Find all lines in the records that include the word "this", and copy them out.

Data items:
>> BEGIN

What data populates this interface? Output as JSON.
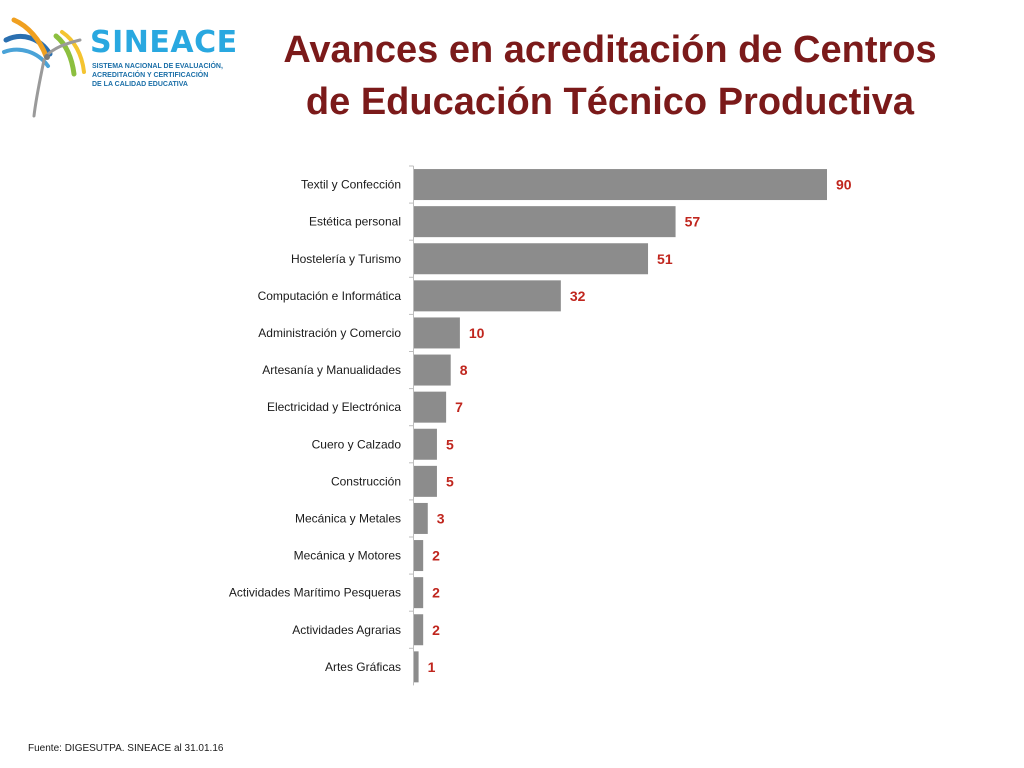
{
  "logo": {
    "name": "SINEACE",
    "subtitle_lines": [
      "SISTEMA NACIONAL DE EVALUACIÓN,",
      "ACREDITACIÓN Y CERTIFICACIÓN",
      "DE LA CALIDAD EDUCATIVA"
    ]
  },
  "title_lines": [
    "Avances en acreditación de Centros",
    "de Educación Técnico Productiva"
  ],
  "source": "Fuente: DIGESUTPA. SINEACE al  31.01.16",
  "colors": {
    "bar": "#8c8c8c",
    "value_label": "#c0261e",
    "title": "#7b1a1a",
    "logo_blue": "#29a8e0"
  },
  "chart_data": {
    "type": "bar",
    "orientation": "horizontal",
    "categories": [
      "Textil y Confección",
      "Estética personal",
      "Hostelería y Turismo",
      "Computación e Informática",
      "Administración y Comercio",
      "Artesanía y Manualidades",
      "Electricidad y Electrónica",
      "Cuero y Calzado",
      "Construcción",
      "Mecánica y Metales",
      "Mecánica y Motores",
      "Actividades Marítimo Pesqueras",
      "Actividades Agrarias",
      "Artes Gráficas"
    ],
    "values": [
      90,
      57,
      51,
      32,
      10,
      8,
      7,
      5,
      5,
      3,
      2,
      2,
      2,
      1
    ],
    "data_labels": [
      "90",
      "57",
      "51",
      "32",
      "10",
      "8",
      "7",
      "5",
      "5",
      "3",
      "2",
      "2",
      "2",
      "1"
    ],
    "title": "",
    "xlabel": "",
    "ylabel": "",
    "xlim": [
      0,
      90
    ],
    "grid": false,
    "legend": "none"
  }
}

>> END
>> BEGIN

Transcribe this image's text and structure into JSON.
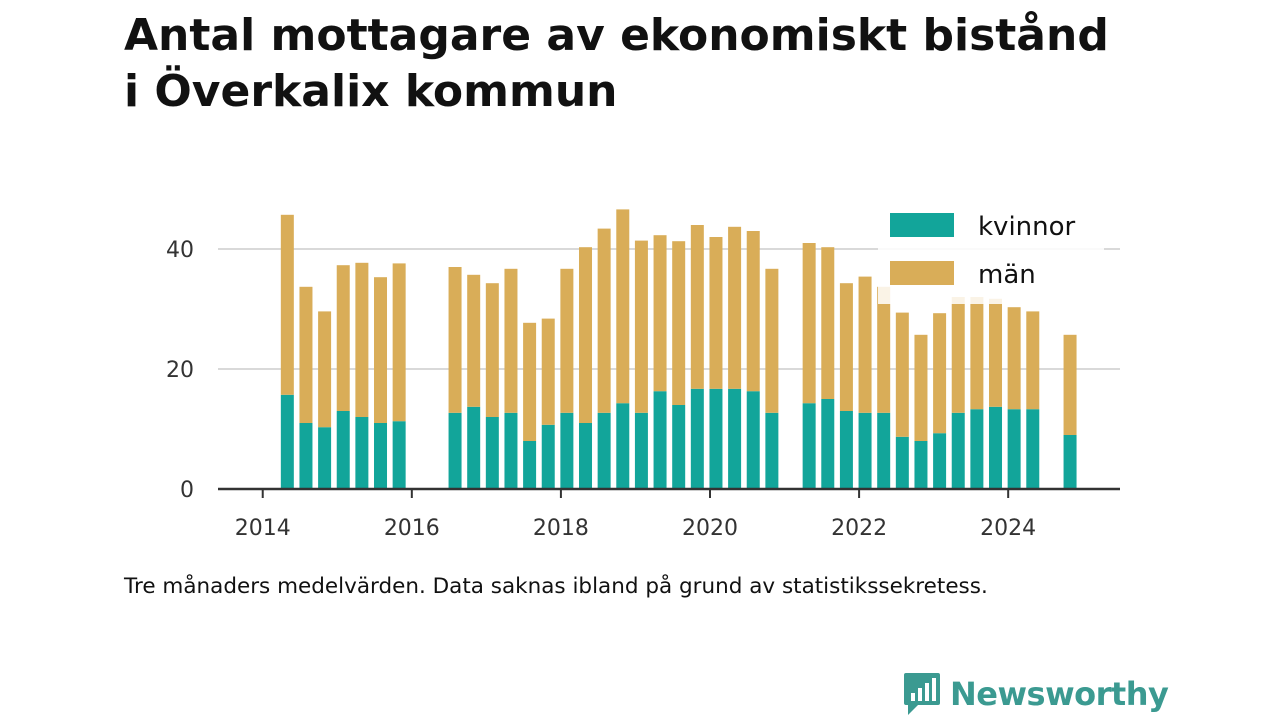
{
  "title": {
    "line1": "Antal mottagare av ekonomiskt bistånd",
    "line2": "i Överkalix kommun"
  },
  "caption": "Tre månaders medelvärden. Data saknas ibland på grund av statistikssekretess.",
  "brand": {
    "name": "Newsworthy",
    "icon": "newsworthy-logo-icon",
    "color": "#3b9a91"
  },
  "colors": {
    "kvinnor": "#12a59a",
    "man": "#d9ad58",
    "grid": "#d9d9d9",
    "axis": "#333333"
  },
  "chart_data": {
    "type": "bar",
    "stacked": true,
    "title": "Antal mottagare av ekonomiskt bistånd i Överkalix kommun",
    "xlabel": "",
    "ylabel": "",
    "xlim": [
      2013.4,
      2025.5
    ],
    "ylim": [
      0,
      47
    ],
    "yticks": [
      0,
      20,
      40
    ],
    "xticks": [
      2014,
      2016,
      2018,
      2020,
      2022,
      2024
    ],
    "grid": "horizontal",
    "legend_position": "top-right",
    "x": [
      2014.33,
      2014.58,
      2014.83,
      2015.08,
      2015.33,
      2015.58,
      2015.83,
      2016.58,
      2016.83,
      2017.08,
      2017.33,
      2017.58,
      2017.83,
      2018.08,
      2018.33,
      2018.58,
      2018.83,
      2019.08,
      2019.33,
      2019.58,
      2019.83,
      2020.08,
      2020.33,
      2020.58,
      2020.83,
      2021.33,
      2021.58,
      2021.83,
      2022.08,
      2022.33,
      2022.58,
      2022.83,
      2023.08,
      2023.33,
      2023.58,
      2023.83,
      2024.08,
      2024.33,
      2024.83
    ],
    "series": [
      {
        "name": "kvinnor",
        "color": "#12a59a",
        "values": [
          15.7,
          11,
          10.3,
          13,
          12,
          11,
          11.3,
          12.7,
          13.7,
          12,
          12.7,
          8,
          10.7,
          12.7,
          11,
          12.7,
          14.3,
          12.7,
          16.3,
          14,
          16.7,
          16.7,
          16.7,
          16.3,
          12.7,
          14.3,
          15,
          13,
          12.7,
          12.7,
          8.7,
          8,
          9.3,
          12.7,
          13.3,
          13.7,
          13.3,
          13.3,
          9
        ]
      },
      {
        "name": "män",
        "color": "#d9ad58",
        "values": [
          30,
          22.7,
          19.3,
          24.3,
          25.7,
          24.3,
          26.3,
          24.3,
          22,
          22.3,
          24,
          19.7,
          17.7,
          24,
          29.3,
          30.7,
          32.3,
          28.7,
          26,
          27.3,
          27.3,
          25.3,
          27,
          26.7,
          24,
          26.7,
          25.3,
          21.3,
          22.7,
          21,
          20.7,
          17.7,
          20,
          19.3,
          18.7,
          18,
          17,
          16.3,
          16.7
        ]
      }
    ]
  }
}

>> END
>> BEGIN

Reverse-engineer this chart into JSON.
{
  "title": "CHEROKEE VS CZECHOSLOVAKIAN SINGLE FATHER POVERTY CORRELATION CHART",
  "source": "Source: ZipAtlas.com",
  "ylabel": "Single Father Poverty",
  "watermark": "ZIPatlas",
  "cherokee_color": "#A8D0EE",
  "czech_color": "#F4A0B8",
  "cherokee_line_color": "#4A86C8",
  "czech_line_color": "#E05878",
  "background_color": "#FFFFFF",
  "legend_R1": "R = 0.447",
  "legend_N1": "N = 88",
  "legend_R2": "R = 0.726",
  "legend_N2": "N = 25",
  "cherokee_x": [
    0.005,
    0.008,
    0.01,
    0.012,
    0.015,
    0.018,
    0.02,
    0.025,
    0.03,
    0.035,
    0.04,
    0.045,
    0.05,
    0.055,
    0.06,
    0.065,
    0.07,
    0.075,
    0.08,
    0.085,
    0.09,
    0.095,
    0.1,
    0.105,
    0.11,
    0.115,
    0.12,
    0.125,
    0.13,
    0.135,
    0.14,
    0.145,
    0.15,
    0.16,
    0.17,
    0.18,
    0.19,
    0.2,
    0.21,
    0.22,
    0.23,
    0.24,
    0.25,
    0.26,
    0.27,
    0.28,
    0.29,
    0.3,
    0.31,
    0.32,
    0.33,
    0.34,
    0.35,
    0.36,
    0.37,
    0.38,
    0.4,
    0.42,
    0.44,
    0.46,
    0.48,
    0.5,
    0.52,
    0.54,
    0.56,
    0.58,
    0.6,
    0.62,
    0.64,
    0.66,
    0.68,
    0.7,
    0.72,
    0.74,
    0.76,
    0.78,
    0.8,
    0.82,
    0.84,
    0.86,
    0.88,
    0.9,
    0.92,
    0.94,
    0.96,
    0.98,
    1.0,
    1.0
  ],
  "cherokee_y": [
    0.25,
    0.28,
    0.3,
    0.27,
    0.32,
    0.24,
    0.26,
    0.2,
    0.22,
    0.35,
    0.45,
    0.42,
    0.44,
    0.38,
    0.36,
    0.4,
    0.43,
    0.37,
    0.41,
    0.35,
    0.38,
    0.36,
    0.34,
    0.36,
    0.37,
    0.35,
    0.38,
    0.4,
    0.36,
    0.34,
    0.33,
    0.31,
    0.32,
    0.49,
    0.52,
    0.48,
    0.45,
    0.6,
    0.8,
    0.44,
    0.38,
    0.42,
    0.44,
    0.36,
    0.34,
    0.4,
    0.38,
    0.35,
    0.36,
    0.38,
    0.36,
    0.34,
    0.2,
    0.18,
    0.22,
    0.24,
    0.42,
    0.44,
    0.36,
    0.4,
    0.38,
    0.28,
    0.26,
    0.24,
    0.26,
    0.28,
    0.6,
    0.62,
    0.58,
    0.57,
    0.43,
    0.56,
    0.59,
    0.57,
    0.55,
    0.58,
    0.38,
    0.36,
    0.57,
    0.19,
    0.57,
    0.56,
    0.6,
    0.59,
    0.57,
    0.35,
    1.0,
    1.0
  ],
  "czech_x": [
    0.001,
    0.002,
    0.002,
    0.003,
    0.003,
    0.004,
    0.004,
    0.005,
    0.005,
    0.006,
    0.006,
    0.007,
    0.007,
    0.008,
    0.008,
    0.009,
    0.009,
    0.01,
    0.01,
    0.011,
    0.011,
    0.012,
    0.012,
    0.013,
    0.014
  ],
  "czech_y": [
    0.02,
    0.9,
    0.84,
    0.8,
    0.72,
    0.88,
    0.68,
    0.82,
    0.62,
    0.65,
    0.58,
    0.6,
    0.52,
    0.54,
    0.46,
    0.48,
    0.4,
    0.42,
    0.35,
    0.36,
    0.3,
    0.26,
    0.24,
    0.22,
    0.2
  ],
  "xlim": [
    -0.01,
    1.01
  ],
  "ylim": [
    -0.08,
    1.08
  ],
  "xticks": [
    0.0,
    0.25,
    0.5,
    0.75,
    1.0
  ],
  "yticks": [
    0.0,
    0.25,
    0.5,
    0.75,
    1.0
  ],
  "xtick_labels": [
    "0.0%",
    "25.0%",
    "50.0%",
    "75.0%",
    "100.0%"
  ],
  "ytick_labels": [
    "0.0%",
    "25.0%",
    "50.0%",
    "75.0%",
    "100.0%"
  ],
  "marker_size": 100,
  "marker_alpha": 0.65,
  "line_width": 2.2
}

>> END

**WORKED SOLUTION:**
What data populates this interface? Output as JSON.
Transcribe this image's text and structure into JSON.
Reverse-engineer this chart into JSON.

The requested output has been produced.